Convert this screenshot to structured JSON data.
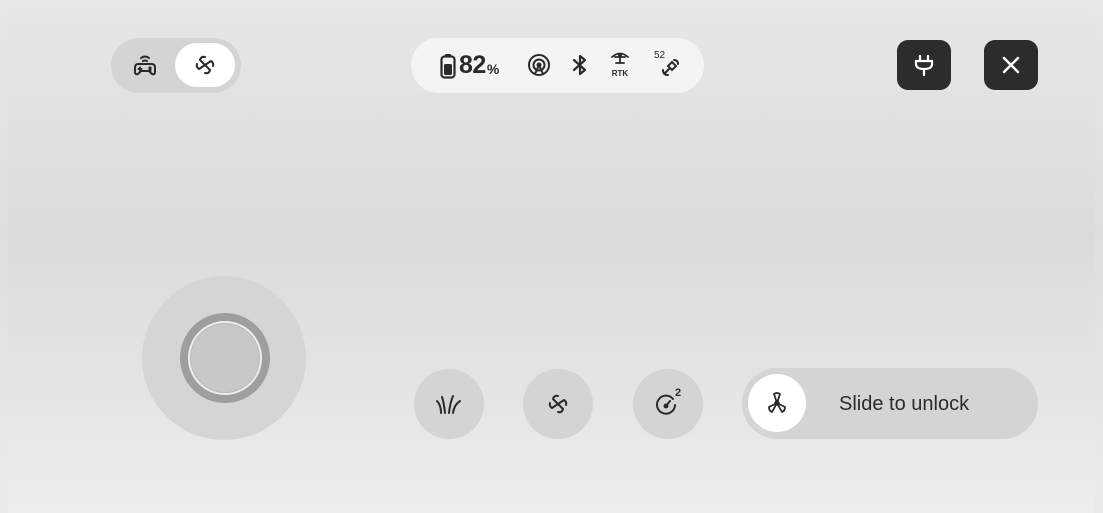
{
  "mode_toggle": {
    "options": [
      "gamepad",
      "fan"
    ],
    "selected": "fan"
  },
  "status": {
    "battery_value": "82",
    "battery_unit": "%",
    "rtk_label": "RTK",
    "satellite_count": "52",
    "icons": [
      "battery-icon",
      "signal-icon",
      "bluetooth-icon",
      "rtk-icon",
      "satellite-icon"
    ]
  },
  "actions": {
    "buttons": [
      "sprinkler-icon",
      "fan-icon",
      "speed-gauge-icon"
    ],
    "gauge_superscript": "2"
  },
  "slider": {
    "label": "Slide to unlock"
  },
  "top_buttons": [
    "plug-icon",
    "close-icon"
  ],
  "colors": {
    "dark_button": "#2c2c2c",
    "pill_bg": "#f3f4f4",
    "control_bg": "#d3d5d5"
  }
}
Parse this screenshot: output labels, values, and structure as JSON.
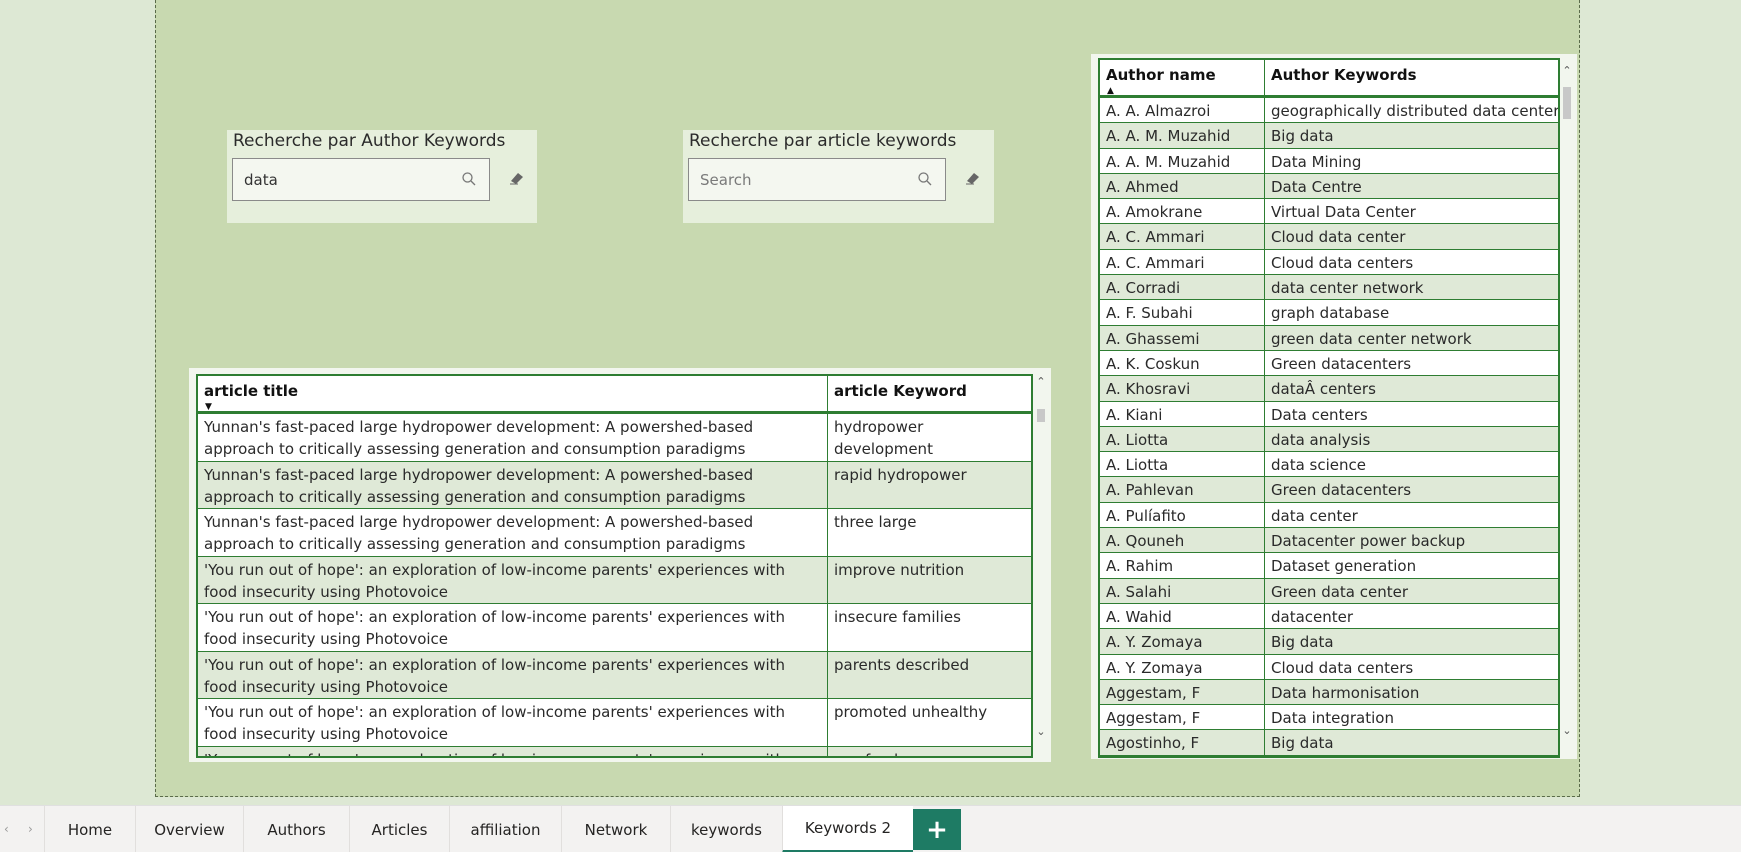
{
  "slicer_author": {
    "title": "Recherche par Author Keywords",
    "value": "data"
  },
  "slicer_article": {
    "title": "Recherche par article keywords",
    "placeholder": "Search"
  },
  "articles_table": {
    "headers": [
      "article title",
      "article Keyword"
    ],
    "sort_indicator": "▼",
    "rows": [
      {
        "title": "Yunnan's fast-paced large hydropower development: A powershed-based approach to critically assessing generation and consumption paradigms",
        "keyword": "hydropower development"
      },
      {
        "title": "Yunnan's fast-paced large hydropower development: A powershed-based approach to critically assessing generation and consumption paradigms",
        "keyword": "rapid hydropower"
      },
      {
        "title": "Yunnan's fast-paced large hydropower development: A powershed-based approach to critically assessing generation and consumption paradigms",
        "keyword": "three large"
      },
      {
        "title": "'You run out of hope': an exploration of low-income parents' experiences with food insecurity using Photovoice",
        "keyword": "improve nutrition"
      },
      {
        "title": "'You run out of hope': an exploration of low-income parents' experiences with food insecurity using Photovoice",
        "keyword": "insecure families"
      },
      {
        "title": "'You run out of hope': an exploration of low-income parents' experiences with food insecurity using Photovoice",
        "keyword": "parents described"
      },
      {
        "title": "'You run out of hope': an exploration of low-income parents' experiences with food insecurity using Photovoice",
        "keyword": "promoted unhealthy"
      },
      {
        "title": "'You run out of hope': an exploration of low-income parents' experiences with food insecurity using Photovoice",
        "keyword": "see food"
      }
    ]
  },
  "authors_table": {
    "headers": [
      "Author name",
      "Author Keywords"
    ],
    "sort_indicator": "▲",
    "rows": [
      {
        "name": "A. A. Almazroi",
        "keyword": "geographically distributed data centers"
      },
      {
        "name": "A. A. M. Muzahid",
        "keyword": "Big data"
      },
      {
        "name": "A. A. M. Muzahid",
        "keyword": "Data Mining"
      },
      {
        "name": "A. Ahmed",
        "keyword": "Data Centre"
      },
      {
        "name": "A. Amokrane",
        "keyword": "Virtual Data Center"
      },
      {
        "name": "A. C. Ammari",
        "keyword": "Cloud data center"
      },
      {
        "name": "A. C. Ammari",
        "keyword": "Cloud data centers"
      },
      {
        "name": "A. Corradi",
        "keyword": "data center network"
      },
      {
        "name": "A. F. Subahi",
        "keyword": "graph database"
      },
      {
        "name": "A. Ghassemi",
        "keyword": "green data center network"
      },
      {
        "name": "A. K. Coskun",
        "keyword": "Green datacenters"
      },
      {
        "name": "A. Khosravi",
        "keyword": "dataÂ centers"
      },
      {
        "name": "A. Kiani",
        "keyword": "Data centers"
      },
      {
        "name": "A. Liotta",
        "keyword": "data analysis"
      },
      {
        "name": "A. Liotta",
        "keyword": "data science"
      },
      {
        "name": "A. Pahlevan",
        "keyword": "Green datacenters"
      },
      {
        "name": "A. Pulíafito",
        "keyword": "data center"
      },
      {
        "name": "A. Qouneh",
        "keyword": "Datacenter power backup"
      },
      {
        "name": "A. Rahim",
        "keyword": "Dataset generation"
      },
      {
        "name": "A. Salahi",
        "keyword": "Green data center"
      },
      {
        "name": "A. Wahid",
        "keyword": "datacenter"
      },
      {
        "name": "A. Y. Zomaya",
        "keyword": "Big data"
      },
      {
        "name": "A. Y. Zomaya",
        "keyword": "Cloud data centers"
      },
      {
        "name": "Aggestam, F",
        "keyword": "Data harmonisation"
      },
      {
        "name": "Aggestam, F",
        "keyword": "Data integration"
      },
      {
        "name": "Agostinho, F",
        "keyword": "Big data"
      }
    ]
  },
  "tabs": [
    {
      "label": "Home",
      "active": false
    },
    {
      "label": "Overview",
      "active": false
    },
    {
      "label": "Authors",
      "active": false
    },
    {
      "label": "Articles",
      "active": false
    },
    {
      "label": "affiliation",
      "active": false
    },
    {
      "label": "Network",
      "active": false
    },
    {
      "label": "keywords",
      "active": false
    },
    {
      "label": "Keywords 2",
      "active": true
    }
  ],
  "add_tab": "+",
  "colors": {
    "canvas": "#c8d9b0",
    "table_border": "#2e7d32",
    "accent": "#1e7b64"
  }
}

Problem to solve:
Transcribe every entry word for word, but omit the pictures.

Answer to the problem:
Convert this screenshot to structured JSON data.
{
  "mode_toggle": {
    "options": [
      "gamepad",
      "fan"
    ],
    "selected": "fan"
  },
  "status": {
    "battery_value": "82",
    "battery_unit": "%",
    "rtk_label": "RTK",
    "satellite_count": "52",
    "icons": [
      "battery-icon",
      "signal-icon",
      "bluetooth-icon",
      "rtk-icon",
      "satellite-icon"
    ]
  },
  "actions": {
    "buttons": [
      "sprinkler-icon",
      "fan-icon",
      "speed-gauge-icon"
    ],
    "gauge_superscript": "2"
  },
  "slider": {
    "label": "Slide to unlock"
  },
  "top_buttons": [
    "plug-icon",
    "close-icon"
  ],
  "colors": {
    "dark_button": "#2c2c2c",
    "pill_bg": "#f3f4f4",
    "control_bg": "#d3d5d5"
  }
}
Parse this screenshot: output labels, values, and structure as JSON.
{
  "slicer_author": {
    "title": "Recherche par Author Keywords",
    "value": "data"
  },
  "slicer_article": {
    "title": "Recherche par article keywords",
    "placeholder": "Search"
  },
  "articles_table": {
    "headers": [
      "article title",
      "article Keyword"
    ],
    "sort_indicator": "▼",
    "rows": [
      {
        "title": "Yunnan's fast-paced large hydropower development: A powershed-based approach to critically assessing generation and consumption paradigms",
        "keyword": "hydropower development"
      },
      {
        "title": "Yunnan's fast-paced large hydropower development: A powershed-based approach to critically assessing generation and consumption paradigms",
        "keyword": "rapid hydropower"
      },
      {
        "title": "Yunnan's fast-paced large hydropower development: A powershed-based approach to critically assessing generation and consumption paradigms",
        "keyword": "three large"
      },
      {
        "title": "'You run out of hope': an exploration of low-income parents' experiences with food insecurity using Photovoice",
        "keyword": "improve nutrition"
      },
      {
        "title": "'You run out of hope': an exploration of low-income parents' experiences with food insecurity using Photovoice",
        "keyword": "insecure families"
      },
      {
        "title": "'You run out of hope': an exploration of low-income parents' experiences with food insecurity using Photovoice",
        "keyword": "parents described"
      },
      {
        "title": "'You run out of hope': an exploration of low-income parents' experiences with food insecurity using Photovoice",
        "keyword": "promoted unhealthy"
      },
      {
        "title": "'You run out of hope': an exploration of low-income parents' experiences with food insecurity using Photovoice",
        "keyword": "see food"
      }
    ]
  },
  "authors_table": {
    "headers": [
      "Author name",
      "Author Keywords"
    ],
    "sort_indicator": "▲",
    "rows": [
      {
        "name": "A. A. Almazroi",
        "keyword": "geographically distributed data centers"
      },
      {
        "name": "A. A. M. Muzahid",
        "keyword": "Big data"
      },
      {
        "name": "A. A. M. Muzahid",
        "keyword": "Data Mining"
      },
      {
        "name": "A. Ahmed",
        "keyword": "Data Centre"
      },
      {
        "name": "A. Amokrane",
        "keyword": "Virtual Data Center"
      },
      {
        "name": "A. C. Ammari",
        "keyword": "Cloud data center"
      },
      {
        "name": "A. C. Ammari",
        "keyword": "Cloud data centers"
      },
      {
        "name": "A. Corradi",
        "keyword": "data center network"
      },
      {
        "name": "A. F. Subahi",
        "keyword": "graph database"
      },
      {
        "name": "A. Ghassemi",
        "keyword": "green data center network"
      },
      {
        "name": "A. K. Coskun",
        "keyword": "Green datacenters"
      },
      {
        "name": "A. Khosravi",
        "keyword": "dataÂ centers"
      },
      {
        "name": "A. Kiani",
        "keyword": "Data centers"
      },
      {
        "name": "A. Liotta",
        "keyword": "data analysis"
      },
      {
        "name": "A. Liotta",
        "keyword": "data science"
      },
      {
        "name": "A. Pahlevan",
        "keyword": "Green datacenters"
      },
      {
        "name": "A. Pulíafito",
        "keyword": "data center"
      },
      {
        "name": "A. Qouneh",
        "keyword": "Datacenter power backup"
      },
      {
        "name": "A. Rahim",
        "keyword": "Dataset generation"
      },
      {
        "name": "A. Salahi",
        "keyword": "Green data center"
      },
      {
        "name": "A. Wahid",
        "keyword": "datacenter"
      },
      {
        "name": "A. Y. Zomaya",
        "keyword": "Big data"
      },
      {
        "name": "A. Y. Zomaya",
        "keyword": "Cloud data centers"
      },
      {
        "name": "Aggestam, F",
        "keyword": "Data harmonisation"
      },
      {
        "name": "Aggestam, F",
        "keyword": "Data integration"
      },
      {
        "name": "Agostinho, F",
        "keyword": "Big data"
      }
    ]
  },
  "tabs": [
    {
      "label": "Home",
      "active": false
    },
    {
      "label": "Overview",
      "active": false
    },
    {
      "label": "Authors",
      "active": false
    },
    {
      "label": "Articles",
      "active": false
    },
    {
      "label": "affiliation",
      "active": false
    },
    {
      "label": "Network",
      "active": false
    },
    {
      "label": "keywords",
      "active": false
    },
    {
      "label": "Keywords 2",
      "active": true
    }
  ],
  "add_tab": "+",
  "colors": {
    "canvas": "#c8d9b0",
    "table_border": "#2e7d32",
    "accent": "#1e7b64"
  }
}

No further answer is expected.